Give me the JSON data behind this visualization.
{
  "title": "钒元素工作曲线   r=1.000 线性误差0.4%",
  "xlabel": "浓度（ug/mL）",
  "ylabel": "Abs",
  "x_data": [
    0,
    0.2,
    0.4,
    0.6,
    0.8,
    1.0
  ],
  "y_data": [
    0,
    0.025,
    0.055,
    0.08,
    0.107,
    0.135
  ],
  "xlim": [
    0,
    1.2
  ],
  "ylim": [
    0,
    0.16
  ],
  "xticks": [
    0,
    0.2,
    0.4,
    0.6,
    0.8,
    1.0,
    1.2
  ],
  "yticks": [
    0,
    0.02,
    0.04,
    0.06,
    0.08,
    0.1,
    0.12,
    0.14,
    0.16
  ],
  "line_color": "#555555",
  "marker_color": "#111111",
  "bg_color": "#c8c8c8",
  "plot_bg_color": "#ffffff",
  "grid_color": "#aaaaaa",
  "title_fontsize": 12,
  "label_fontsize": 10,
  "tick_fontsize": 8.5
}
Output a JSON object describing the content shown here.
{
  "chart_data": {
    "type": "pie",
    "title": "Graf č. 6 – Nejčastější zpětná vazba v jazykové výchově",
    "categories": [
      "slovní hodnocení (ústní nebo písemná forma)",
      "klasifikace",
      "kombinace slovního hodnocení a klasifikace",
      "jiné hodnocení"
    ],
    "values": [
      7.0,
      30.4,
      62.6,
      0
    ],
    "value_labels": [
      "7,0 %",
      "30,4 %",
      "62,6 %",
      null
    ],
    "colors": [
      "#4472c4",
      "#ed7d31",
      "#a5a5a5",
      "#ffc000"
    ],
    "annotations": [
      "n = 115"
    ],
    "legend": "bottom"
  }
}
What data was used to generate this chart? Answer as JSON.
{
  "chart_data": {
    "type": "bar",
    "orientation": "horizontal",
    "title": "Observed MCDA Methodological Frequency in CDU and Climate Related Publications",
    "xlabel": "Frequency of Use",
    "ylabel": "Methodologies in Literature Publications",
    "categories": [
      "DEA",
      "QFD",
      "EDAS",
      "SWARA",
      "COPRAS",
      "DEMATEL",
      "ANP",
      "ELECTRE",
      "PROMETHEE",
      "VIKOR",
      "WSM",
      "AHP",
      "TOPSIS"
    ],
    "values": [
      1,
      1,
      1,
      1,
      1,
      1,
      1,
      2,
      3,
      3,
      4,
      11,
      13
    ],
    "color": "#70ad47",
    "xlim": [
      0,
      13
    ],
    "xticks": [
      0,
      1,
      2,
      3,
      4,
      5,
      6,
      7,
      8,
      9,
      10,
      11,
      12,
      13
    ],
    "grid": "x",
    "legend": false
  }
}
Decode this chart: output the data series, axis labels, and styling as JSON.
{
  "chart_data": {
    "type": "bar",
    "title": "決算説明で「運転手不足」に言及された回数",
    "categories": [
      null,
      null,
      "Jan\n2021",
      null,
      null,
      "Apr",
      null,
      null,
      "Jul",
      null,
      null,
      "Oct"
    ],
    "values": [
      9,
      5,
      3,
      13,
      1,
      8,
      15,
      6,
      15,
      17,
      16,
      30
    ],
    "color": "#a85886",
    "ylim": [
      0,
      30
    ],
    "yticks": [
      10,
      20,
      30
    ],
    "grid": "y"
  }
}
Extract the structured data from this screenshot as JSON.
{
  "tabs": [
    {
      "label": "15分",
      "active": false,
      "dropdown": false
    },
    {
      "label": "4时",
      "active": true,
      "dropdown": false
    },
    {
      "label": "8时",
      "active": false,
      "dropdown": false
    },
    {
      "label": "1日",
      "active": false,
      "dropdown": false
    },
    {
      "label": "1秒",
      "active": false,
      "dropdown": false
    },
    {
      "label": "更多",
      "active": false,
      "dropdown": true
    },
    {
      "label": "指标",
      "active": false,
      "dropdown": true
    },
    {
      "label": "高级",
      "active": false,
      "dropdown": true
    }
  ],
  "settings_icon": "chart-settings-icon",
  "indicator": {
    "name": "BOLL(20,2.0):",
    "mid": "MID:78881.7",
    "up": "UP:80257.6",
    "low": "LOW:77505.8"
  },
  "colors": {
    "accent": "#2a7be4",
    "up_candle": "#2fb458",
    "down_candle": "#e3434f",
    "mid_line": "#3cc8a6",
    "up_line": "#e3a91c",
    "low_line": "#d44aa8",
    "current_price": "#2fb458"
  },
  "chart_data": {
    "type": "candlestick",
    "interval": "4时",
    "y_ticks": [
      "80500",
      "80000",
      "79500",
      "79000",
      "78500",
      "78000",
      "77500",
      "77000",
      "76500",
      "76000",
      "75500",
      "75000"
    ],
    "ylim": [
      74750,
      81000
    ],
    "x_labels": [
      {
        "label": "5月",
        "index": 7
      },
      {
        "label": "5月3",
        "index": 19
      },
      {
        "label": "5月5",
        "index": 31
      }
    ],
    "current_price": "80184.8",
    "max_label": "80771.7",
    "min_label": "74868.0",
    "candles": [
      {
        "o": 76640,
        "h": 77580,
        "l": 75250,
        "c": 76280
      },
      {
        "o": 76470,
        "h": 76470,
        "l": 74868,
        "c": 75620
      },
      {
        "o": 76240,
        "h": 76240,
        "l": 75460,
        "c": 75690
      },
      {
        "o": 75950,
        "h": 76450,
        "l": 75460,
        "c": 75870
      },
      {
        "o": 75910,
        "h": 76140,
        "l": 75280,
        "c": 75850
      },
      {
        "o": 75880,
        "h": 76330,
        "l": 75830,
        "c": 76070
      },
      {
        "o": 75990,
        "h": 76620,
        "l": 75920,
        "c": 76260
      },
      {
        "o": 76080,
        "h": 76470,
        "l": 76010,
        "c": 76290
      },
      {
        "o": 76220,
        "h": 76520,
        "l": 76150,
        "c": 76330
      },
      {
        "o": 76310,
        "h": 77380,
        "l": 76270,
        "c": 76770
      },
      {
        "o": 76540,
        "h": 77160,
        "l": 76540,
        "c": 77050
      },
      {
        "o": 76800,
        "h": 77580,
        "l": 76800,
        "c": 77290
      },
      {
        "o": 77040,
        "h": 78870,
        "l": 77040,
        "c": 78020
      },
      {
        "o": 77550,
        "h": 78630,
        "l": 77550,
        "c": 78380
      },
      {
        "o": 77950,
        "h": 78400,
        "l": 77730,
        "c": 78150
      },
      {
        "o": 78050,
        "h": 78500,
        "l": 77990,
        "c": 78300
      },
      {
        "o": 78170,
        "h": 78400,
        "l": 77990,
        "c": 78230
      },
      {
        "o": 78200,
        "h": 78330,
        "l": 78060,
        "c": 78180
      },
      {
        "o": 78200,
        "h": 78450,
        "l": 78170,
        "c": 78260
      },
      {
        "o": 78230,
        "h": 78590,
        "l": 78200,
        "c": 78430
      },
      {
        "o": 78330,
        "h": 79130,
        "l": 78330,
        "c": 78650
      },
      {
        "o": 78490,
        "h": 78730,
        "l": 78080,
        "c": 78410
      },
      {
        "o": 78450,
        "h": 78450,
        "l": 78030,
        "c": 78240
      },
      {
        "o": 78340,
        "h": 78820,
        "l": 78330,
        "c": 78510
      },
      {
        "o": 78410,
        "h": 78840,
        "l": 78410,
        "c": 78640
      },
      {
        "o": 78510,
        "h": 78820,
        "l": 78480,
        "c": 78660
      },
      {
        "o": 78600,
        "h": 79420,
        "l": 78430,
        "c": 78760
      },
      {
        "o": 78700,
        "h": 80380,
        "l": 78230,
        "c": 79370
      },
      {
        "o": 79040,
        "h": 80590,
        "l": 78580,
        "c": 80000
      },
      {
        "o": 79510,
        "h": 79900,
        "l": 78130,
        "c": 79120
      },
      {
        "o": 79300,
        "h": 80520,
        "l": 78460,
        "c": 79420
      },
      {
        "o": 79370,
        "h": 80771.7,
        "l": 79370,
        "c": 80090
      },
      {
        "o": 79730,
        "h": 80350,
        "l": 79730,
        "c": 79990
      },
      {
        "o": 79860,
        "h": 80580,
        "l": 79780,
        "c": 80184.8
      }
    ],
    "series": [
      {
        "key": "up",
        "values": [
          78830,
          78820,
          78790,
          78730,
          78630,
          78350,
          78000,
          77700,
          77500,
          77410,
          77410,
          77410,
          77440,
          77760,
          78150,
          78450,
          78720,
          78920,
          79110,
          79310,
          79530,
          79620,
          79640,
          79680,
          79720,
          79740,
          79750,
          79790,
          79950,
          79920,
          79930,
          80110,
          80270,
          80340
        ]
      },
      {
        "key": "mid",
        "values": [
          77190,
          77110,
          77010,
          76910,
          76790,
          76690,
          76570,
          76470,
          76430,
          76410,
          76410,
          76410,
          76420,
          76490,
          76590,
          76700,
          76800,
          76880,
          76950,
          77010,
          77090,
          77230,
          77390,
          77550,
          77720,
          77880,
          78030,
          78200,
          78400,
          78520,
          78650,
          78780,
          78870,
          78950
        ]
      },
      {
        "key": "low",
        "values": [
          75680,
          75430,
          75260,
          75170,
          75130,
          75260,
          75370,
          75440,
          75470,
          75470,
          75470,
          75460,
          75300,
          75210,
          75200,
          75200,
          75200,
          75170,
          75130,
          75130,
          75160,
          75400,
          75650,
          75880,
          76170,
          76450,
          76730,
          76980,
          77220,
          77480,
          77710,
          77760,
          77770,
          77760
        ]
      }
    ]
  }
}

###

# Required work
Among the lines of the material, find those that hold the word "series" and copy them.

# Full response
Decode this chart: output the data series, axis labels, and styling as JSON.
    "series": [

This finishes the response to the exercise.